Exercise directions ▸
Copy out each line of the material below that holds the string "selv".

Given records ▸

>>>>

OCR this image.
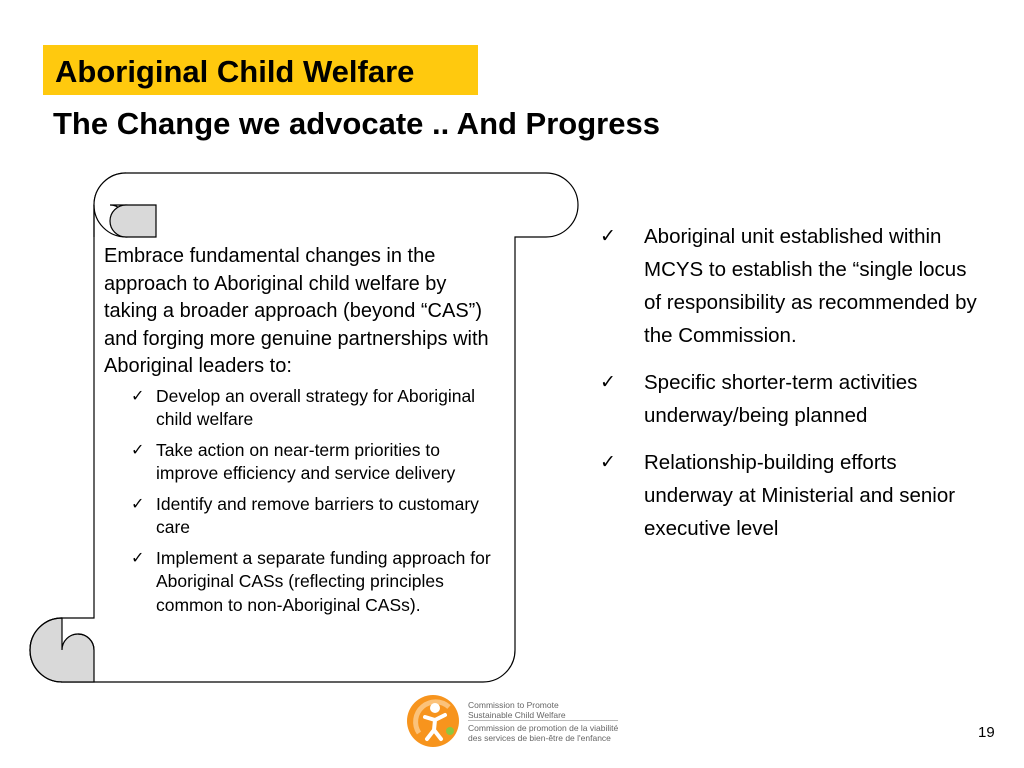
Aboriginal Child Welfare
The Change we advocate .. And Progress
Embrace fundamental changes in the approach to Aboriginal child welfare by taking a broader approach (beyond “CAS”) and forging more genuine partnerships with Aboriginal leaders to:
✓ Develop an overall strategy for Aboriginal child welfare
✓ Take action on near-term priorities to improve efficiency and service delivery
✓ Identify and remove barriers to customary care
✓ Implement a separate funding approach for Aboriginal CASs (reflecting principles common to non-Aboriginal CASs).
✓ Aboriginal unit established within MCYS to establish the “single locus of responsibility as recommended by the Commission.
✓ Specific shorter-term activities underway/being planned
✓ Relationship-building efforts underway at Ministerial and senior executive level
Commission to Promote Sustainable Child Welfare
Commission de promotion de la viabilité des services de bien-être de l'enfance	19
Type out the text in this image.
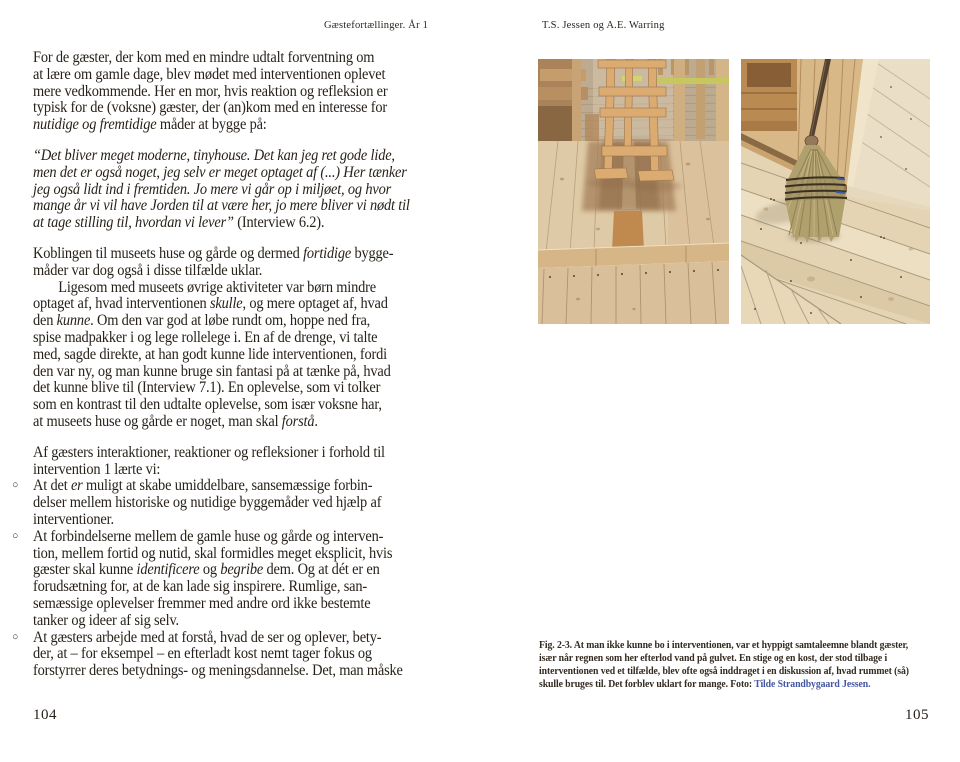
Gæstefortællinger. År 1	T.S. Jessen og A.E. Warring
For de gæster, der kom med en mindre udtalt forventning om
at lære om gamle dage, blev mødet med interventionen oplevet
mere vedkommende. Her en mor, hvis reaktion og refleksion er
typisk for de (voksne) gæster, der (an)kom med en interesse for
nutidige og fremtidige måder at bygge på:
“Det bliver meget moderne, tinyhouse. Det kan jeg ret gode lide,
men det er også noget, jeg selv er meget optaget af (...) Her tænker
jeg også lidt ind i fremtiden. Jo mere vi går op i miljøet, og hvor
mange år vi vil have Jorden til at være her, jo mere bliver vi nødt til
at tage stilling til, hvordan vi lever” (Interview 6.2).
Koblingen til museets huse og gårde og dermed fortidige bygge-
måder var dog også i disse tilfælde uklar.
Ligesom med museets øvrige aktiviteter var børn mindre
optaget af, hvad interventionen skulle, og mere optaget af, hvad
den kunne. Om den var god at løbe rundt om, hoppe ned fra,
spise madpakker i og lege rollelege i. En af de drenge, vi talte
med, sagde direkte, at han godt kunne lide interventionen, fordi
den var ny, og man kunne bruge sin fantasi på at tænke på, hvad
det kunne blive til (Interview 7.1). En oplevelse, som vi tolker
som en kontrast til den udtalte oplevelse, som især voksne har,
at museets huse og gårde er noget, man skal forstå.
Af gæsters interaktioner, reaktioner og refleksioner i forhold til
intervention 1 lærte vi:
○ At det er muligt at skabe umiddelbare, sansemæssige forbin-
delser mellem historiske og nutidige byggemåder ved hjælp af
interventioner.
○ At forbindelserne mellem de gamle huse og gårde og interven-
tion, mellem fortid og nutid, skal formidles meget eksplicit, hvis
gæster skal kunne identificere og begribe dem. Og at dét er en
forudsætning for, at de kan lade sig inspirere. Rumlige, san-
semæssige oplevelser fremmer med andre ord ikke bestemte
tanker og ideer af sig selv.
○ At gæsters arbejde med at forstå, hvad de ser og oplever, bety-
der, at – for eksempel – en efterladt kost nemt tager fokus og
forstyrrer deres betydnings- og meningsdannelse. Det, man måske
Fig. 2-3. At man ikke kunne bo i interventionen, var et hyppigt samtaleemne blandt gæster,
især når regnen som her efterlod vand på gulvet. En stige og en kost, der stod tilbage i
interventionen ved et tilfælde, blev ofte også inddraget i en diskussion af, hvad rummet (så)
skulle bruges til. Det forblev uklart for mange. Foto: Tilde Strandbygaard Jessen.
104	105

<<<<

Written response ▸
men det er også noget, jeg selv er meget optaget af (...) Her tænker
tanker og ideer af sig selv.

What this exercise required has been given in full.